-- WHAT TO DO --
a: In the blog post on rewriting old stories, how did the writer change the narration of the reprinted story before a pro magazine accepted it?
b: Continue the blog post on rewriting old stories, picking up after its final sentence.

-- EXTRACT --
------------------------------------------------------------
Thursday, April 12, 2012

To Rewrite or not to Rewrite?

I’m currently rewriting a story that I originally wrote eight years ago.  Some writers regard this kind of thing as a waste of time, or an unhealthy obsession with stories that should be left behind, but I don’t think that’s necessarily true.

I have many, many stories in my files that simply aren’t good enough to be published.  Most of these are stories I wrote twenty or thirty years ago and seemed a good idea at the time, although there are also recent attempts that... well, also seemed a good idea at the time.  For the most part, I leave well alone – but not always.

In the past year, I’ve had two stories published that I’d recently “done up”.  One was actually a reprint, but its original publication, back in the 90s, was in a little amateur magazine, and I doubt that I could have got that version into any of the markets I’m aiming at now.  After rewriting, which included changing it from omniscient 3rd person to 1st person, it was accepted by a pro magazine.

Another was a story I wrote in 2005, which had spent the interim garnering quite an impressive tally of rejections.  After I’d gone through it, fixing POV errors and tightening up the style, it got (I believe) one rejection from a high-rolling magazine, then was snapped up.

So what is it that makes some stories worth revisiting and others only fit for the “chalk-it-up-to-experience” file?  Well, one factor is how interesting the basic concept is.  One of the stories I have no intention of ever trying to get published, for instance, is a piece I wrote back in the early 80s about an author whose muse turns up on his doorstep.  Back then, it felt like an intriguing and novel concept.  Nowadays, it appears on many magazines’ “plots we’ve seen too often” lists.

Other stories might have interesting ideas, but the characters are flat, or the plot doesn’t do justice to the concept.  Or it might just be that all the story’s elements are OK, but not especially exciting.
------------------------------------------------------------
-- ENTRIES SUPPLIED --
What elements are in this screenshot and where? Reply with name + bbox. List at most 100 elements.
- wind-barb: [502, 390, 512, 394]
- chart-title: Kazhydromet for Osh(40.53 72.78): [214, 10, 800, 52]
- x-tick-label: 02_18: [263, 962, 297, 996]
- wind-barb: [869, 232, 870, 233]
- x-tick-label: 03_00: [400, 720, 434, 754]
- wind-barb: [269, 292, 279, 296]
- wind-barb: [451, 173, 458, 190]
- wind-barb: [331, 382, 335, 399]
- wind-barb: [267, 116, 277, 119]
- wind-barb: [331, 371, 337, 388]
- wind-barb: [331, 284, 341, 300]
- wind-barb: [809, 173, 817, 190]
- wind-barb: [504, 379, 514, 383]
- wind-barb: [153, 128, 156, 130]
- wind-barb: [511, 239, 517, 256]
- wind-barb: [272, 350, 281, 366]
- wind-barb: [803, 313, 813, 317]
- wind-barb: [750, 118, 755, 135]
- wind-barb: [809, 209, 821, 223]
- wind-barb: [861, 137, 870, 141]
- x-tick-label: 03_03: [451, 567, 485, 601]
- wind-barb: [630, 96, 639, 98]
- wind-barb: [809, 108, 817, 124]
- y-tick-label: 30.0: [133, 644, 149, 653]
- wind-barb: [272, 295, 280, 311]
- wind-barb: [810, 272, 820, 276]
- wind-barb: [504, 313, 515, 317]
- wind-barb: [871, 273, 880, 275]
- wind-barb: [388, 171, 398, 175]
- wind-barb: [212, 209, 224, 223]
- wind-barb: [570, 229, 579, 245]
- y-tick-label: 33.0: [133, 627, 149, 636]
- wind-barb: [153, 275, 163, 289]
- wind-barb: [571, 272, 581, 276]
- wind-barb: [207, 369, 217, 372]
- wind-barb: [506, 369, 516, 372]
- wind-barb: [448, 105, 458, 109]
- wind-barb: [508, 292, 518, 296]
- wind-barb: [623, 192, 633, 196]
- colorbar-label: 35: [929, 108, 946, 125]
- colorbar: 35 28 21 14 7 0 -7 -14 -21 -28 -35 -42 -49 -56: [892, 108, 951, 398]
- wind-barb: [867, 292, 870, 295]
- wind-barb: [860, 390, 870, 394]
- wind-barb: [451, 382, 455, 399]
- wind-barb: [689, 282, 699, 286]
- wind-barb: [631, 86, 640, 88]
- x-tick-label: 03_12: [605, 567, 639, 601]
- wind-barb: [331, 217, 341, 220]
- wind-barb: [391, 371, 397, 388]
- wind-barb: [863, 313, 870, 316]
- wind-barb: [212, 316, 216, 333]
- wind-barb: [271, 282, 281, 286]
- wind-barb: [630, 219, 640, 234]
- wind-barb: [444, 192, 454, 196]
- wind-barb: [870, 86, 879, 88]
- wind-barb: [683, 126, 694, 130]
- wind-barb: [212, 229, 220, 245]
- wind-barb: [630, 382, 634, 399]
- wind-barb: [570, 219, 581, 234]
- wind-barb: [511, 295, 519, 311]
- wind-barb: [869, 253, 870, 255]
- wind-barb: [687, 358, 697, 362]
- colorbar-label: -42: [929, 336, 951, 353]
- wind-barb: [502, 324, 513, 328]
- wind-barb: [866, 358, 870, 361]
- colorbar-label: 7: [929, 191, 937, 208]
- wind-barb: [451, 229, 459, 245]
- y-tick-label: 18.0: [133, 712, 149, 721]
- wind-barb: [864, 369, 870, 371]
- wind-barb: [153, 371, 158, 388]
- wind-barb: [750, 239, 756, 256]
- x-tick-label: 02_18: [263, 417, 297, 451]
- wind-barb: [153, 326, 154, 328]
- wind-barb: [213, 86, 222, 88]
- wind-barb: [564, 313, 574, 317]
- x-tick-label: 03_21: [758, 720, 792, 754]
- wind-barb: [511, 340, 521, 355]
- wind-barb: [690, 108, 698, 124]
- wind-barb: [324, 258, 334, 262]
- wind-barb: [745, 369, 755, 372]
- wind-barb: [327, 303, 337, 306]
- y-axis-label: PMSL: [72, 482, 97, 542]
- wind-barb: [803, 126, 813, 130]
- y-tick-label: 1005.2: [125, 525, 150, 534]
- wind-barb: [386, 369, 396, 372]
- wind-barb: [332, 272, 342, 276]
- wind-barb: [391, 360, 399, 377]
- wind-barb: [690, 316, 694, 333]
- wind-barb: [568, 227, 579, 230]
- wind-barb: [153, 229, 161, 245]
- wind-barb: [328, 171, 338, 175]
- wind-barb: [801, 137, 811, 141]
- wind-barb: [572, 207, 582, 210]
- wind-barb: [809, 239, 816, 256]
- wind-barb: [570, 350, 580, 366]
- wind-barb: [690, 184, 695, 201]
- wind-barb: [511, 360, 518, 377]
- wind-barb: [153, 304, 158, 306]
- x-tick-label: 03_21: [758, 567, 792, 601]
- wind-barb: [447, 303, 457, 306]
------------------------------------------------------------
-- FINAL RESULTS --
a: The narration was changed from omniscient third person to first person.

b:
Sometimes, though, stories I really believe in have spent years being rejected by all and sundry.  It might, of course, just be that I haven’t yet found that one special editor who “gets” the story enough to publish it, but it’s far more likely that there’s something wrong with the way I’ve written the story.  Maybe something fixable.

In the case of the story I’m working on now, I believe the two main characters and their relationship were interesting and the basic plot was sound.  (It may be that I’m deluding myself about that, of course, but that’s the way I call it).  The most obvious fault was the opening, where the POV sloshed around awkwardly and, for reasons I may have understood at the time, I was trying obsessively to hide the identity of the main character.

There were other issues to be fixed, ranging from technical faults in the writing to some minor plot holes.  Nothing, I believe, unfixable, and I really believe that, once I’ve sorted out the story’s problems, I’ll have a piece with a good chance of being published.  Better than throwing a decent story on the scrap heap.

In the early 1970s, the American SF and fantasy writer Poul Anderson republished his fantasy novel called The Broken Sword, written nearly twenty years earlier.  In an introduction, he explained why he’d chosen to revise and polish the novel by saying “I like to think that the author would have been glad to take the advice of a man more experienced”.  I’ve never found a better explanation for my own desire to improve some of my older works.

2 comments:

  1. Great post, Nyki - thanks. I have a number of things I've gone back and forth abut whether I should rewrite ...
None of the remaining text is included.